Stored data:
________________

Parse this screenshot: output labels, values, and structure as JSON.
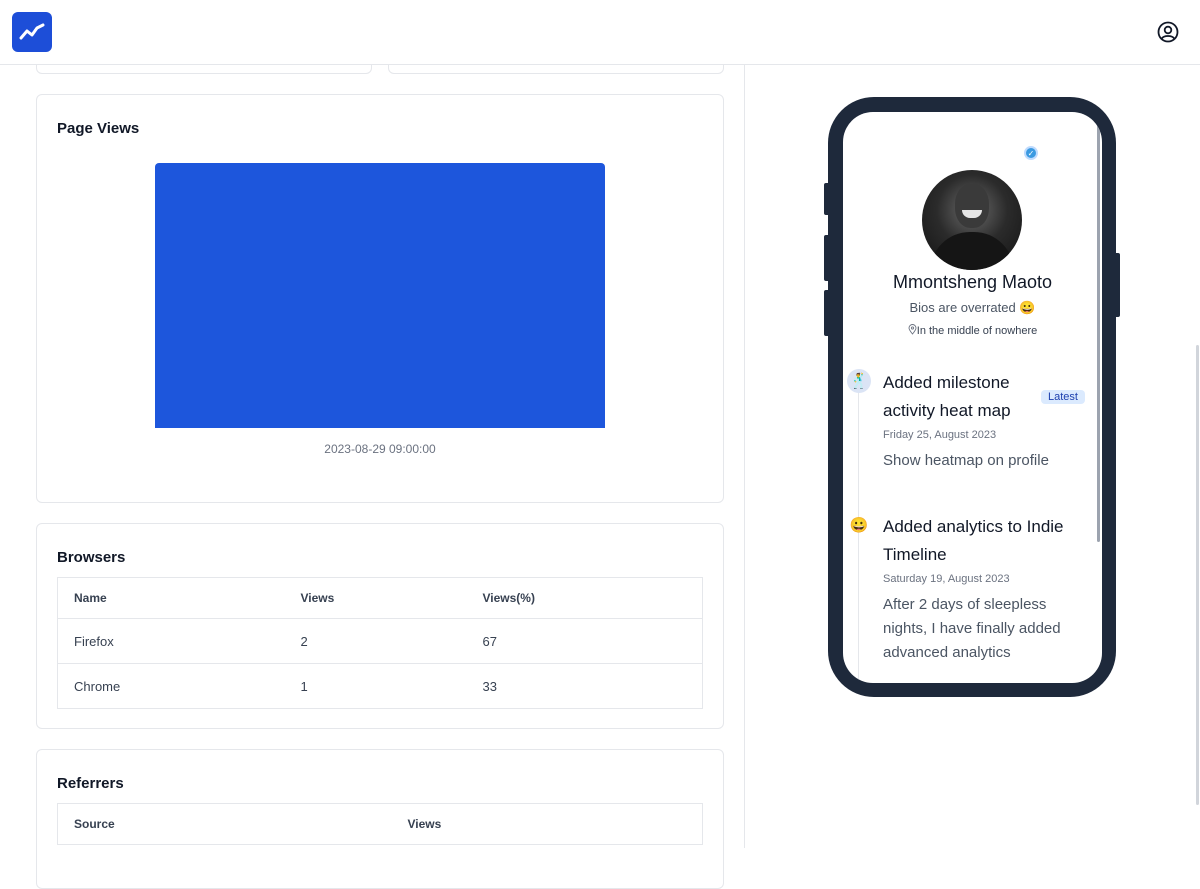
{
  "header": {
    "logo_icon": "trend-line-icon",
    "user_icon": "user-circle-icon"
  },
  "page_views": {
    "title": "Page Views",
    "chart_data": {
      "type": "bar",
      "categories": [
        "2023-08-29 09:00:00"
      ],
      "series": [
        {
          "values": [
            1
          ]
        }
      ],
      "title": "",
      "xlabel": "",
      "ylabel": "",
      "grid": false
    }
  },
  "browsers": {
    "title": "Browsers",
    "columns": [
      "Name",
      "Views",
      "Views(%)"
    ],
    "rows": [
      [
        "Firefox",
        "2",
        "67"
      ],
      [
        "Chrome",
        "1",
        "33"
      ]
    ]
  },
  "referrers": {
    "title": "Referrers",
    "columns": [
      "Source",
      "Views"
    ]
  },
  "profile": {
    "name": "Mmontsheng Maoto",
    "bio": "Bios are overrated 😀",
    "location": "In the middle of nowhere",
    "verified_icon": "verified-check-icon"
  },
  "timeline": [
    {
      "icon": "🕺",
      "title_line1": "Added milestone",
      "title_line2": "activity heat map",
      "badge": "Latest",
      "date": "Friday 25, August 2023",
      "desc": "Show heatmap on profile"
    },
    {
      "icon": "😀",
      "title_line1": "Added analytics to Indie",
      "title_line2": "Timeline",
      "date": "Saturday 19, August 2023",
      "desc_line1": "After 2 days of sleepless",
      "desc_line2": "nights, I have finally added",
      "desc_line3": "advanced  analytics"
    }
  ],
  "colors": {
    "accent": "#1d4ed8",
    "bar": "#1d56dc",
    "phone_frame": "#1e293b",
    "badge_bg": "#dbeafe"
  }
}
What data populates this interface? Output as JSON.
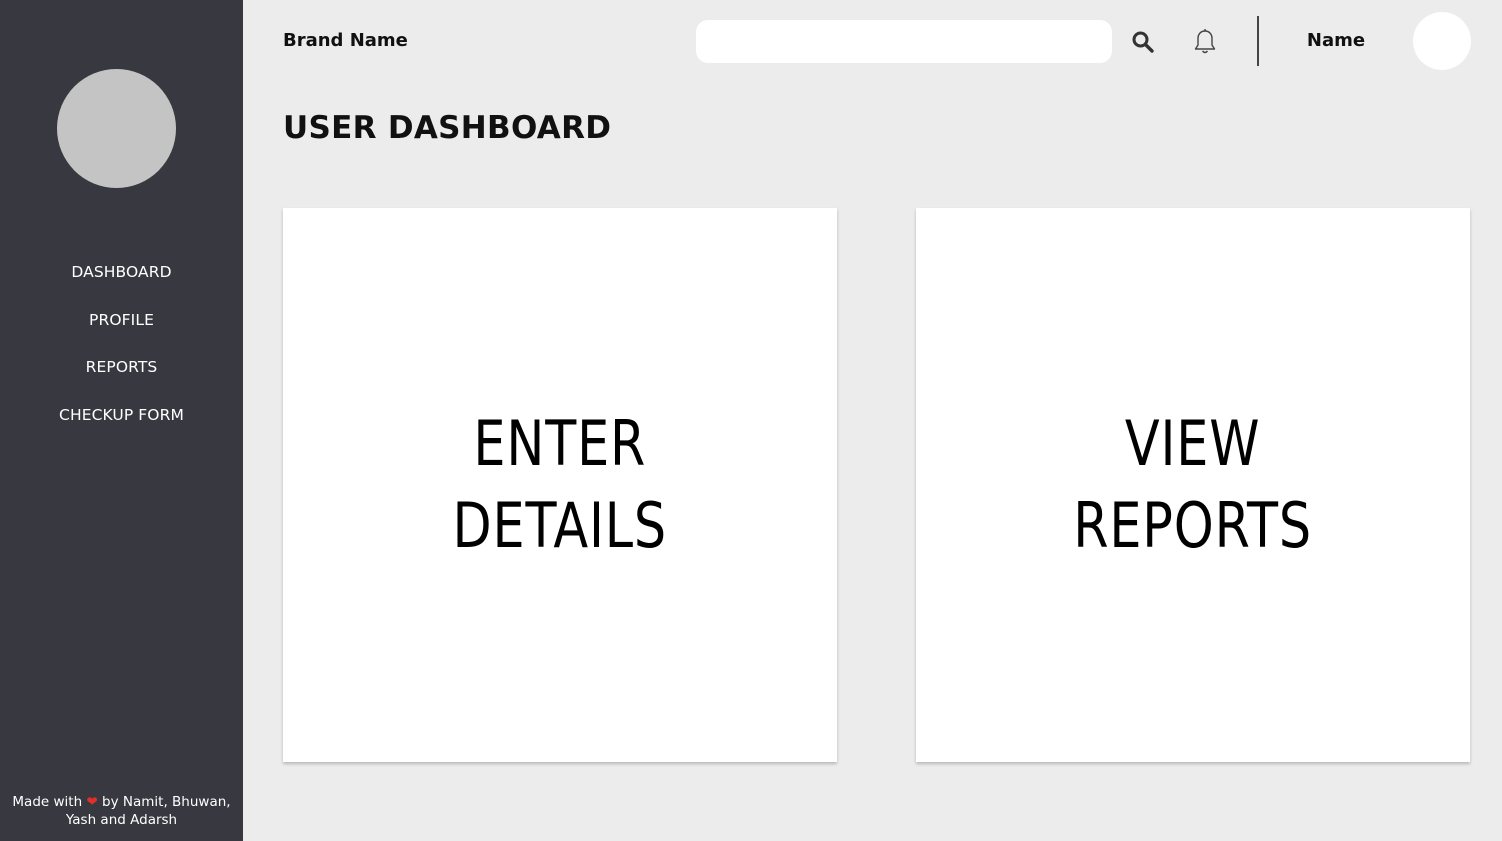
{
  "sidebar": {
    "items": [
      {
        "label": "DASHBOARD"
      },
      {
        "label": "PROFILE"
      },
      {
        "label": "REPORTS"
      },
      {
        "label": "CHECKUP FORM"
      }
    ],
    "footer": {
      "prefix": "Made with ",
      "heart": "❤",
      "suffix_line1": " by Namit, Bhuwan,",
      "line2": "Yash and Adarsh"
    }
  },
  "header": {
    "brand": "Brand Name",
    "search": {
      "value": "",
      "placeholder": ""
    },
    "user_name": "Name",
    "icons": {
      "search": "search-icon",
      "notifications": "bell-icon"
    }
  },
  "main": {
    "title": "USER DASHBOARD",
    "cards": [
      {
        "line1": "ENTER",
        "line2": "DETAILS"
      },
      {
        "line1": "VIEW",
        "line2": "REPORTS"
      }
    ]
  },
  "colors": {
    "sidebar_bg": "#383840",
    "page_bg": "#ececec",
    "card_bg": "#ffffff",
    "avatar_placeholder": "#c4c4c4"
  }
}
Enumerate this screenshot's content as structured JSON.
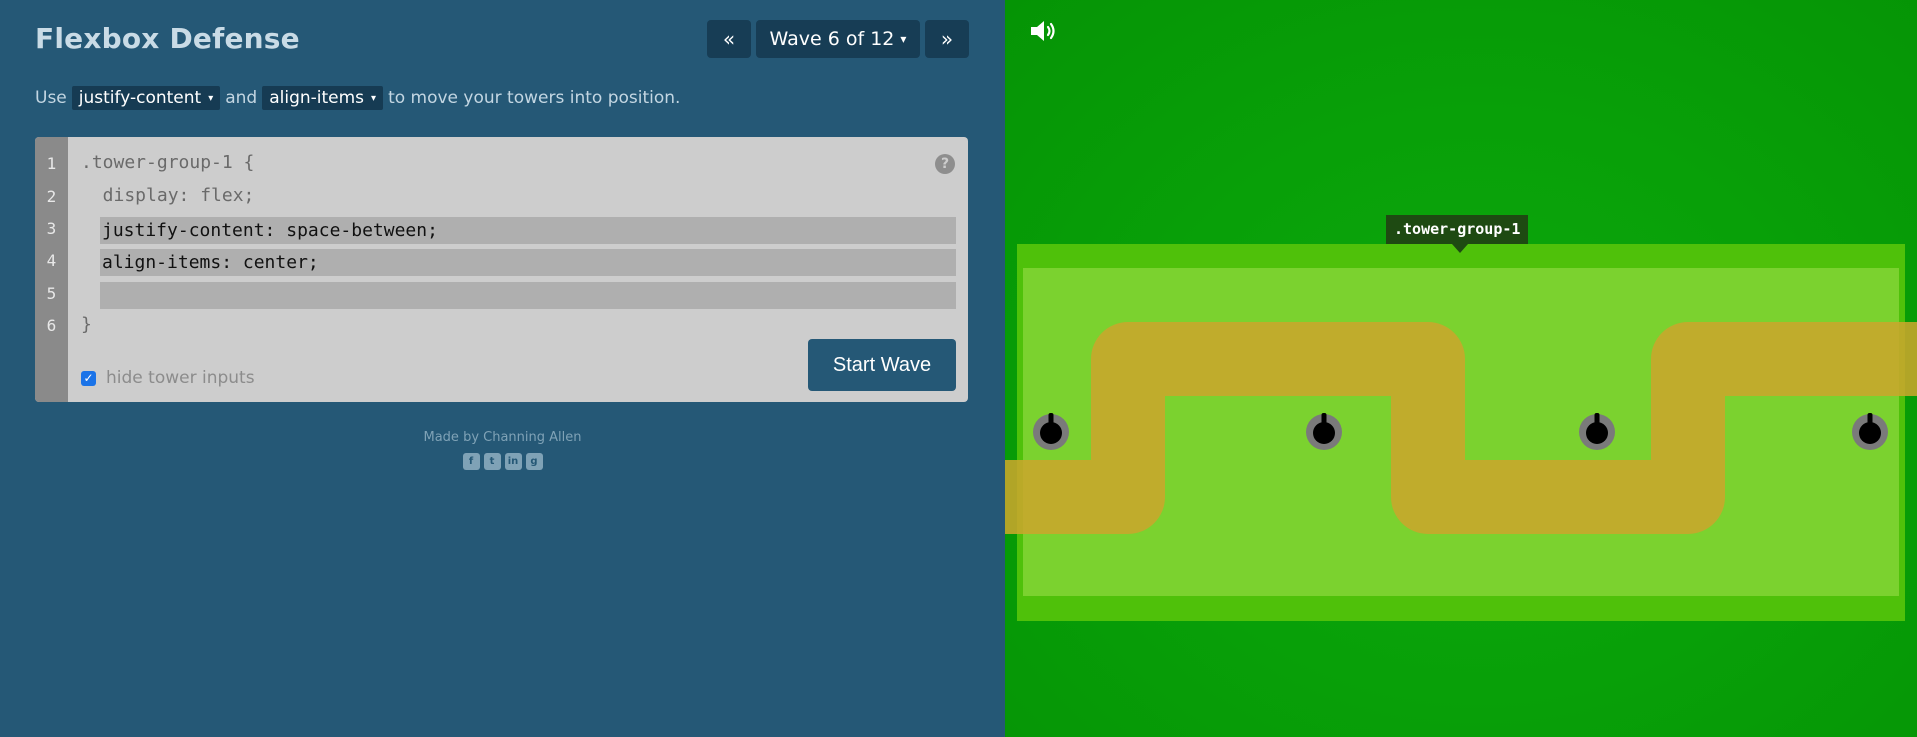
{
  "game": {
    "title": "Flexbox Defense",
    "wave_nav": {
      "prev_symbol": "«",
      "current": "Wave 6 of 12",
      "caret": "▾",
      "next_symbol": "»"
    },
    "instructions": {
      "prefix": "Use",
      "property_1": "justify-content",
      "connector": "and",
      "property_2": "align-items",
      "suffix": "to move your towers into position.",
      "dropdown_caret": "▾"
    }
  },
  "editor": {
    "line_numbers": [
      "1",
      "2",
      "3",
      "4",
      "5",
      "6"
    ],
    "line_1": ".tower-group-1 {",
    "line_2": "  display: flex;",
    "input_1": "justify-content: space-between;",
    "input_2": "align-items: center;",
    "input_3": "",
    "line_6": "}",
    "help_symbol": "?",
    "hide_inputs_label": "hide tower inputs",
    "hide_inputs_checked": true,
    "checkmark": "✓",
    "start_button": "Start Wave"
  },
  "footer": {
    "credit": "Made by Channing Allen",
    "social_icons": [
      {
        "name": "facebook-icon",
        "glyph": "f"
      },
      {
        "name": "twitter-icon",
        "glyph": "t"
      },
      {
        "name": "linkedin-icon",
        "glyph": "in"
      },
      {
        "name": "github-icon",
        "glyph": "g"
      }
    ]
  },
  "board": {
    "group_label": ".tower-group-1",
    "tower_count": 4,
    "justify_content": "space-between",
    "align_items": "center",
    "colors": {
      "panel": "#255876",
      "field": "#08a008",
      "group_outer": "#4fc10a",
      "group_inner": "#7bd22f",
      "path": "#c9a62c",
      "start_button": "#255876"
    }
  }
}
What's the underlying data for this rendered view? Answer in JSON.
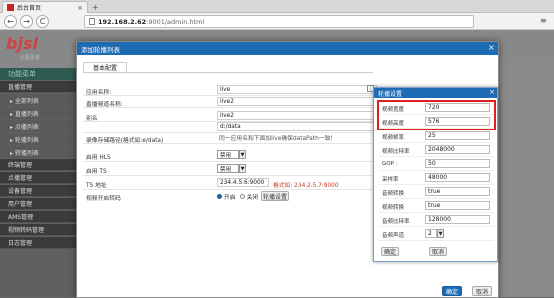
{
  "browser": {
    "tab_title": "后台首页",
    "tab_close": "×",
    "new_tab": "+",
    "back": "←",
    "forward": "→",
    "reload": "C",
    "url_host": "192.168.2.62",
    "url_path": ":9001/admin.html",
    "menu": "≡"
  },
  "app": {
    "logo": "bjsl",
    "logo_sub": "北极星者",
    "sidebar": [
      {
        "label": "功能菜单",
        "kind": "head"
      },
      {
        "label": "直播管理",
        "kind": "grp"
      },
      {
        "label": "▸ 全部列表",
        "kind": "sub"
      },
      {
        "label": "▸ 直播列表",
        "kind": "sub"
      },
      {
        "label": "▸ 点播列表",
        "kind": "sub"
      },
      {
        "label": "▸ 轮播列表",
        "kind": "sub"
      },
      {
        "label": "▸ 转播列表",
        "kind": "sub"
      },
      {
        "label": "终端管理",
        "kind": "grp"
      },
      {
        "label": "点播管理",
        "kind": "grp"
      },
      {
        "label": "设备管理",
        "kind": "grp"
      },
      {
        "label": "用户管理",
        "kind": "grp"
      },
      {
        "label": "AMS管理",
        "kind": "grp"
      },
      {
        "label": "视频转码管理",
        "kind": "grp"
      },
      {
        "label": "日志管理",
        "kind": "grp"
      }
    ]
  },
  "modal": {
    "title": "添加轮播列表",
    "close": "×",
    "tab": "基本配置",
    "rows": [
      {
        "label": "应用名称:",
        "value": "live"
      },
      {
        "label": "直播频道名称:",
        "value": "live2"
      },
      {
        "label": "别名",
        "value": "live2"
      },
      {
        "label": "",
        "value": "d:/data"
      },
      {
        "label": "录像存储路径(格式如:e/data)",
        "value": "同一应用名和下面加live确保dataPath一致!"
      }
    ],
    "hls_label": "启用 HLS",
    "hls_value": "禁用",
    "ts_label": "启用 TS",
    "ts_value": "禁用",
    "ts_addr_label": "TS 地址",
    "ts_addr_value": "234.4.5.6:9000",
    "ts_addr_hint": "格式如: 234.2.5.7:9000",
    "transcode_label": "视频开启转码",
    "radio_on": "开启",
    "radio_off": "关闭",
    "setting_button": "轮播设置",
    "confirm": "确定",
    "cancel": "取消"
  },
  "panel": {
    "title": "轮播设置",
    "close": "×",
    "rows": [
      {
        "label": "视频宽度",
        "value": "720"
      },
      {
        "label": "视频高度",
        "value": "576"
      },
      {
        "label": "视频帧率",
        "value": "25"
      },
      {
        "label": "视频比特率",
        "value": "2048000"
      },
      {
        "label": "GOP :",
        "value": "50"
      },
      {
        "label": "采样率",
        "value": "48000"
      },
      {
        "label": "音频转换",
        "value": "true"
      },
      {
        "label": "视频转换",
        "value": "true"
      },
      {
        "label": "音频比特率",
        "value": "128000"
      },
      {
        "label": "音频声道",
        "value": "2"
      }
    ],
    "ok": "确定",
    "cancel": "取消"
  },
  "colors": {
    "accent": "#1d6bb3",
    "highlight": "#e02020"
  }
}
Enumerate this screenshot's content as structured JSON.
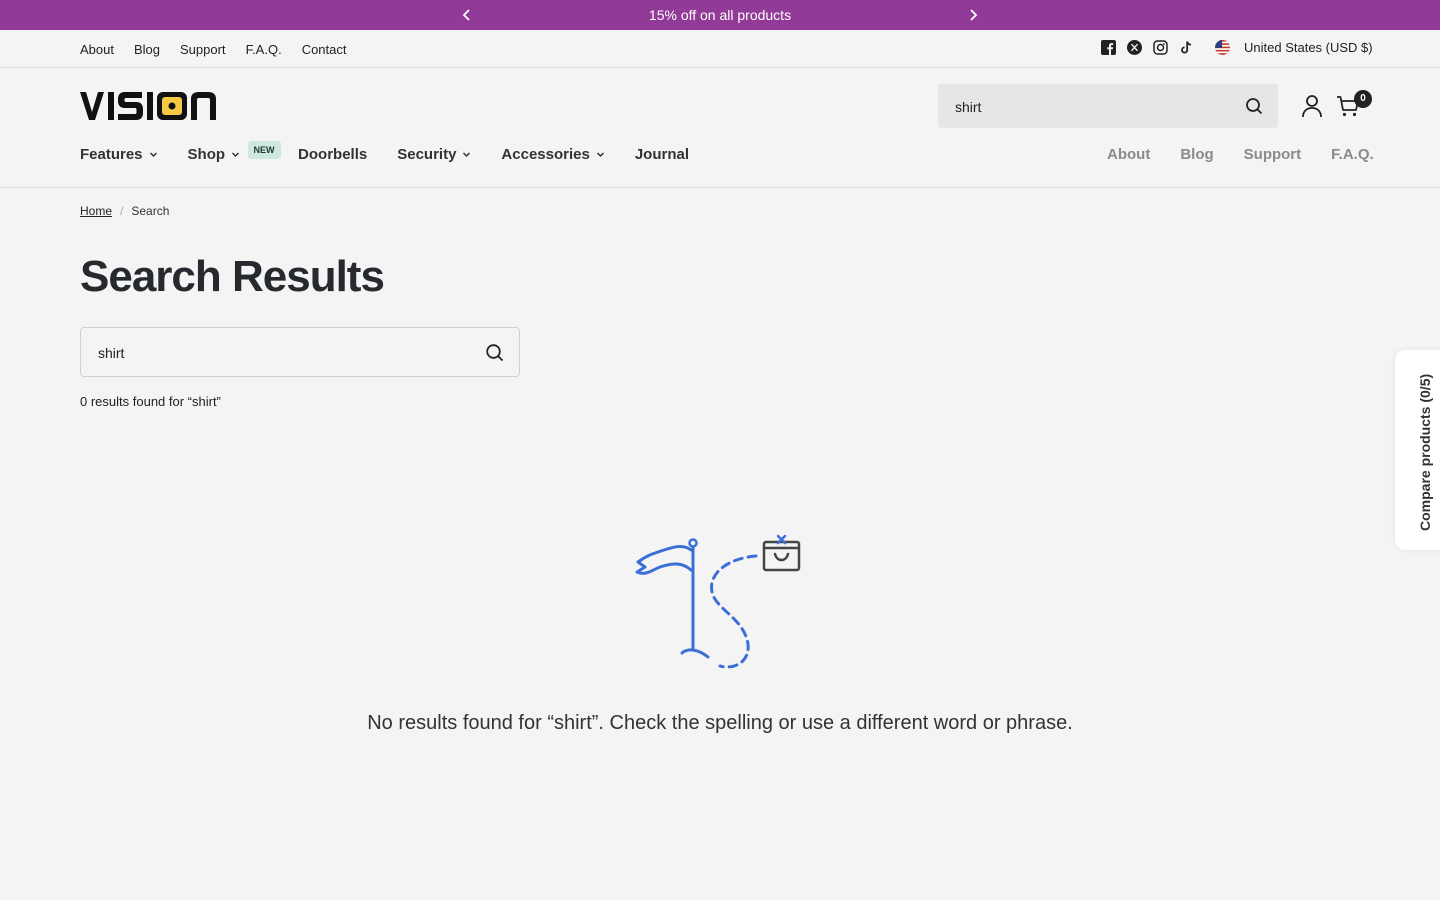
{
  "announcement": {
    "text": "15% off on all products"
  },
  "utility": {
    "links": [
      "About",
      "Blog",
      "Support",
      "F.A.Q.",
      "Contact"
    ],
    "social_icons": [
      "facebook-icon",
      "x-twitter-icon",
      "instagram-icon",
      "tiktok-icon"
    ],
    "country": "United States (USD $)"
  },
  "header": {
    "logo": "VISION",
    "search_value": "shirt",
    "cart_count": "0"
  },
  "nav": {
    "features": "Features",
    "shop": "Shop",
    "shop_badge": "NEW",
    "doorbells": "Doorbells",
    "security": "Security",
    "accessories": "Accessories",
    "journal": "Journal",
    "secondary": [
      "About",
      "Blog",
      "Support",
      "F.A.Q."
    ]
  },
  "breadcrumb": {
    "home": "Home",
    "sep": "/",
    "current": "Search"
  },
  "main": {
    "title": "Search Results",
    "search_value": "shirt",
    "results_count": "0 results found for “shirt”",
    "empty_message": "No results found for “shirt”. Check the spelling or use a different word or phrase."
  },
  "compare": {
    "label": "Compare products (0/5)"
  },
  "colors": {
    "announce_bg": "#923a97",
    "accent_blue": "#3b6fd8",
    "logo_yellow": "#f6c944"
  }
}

________________

→ **Given request**: Lines from the records above that hold "DASHBOARD" are the ones to list.

→ **Response to the exercise**:
        "label": "DASHBOARD"
    "title": "USER DASHBOARD",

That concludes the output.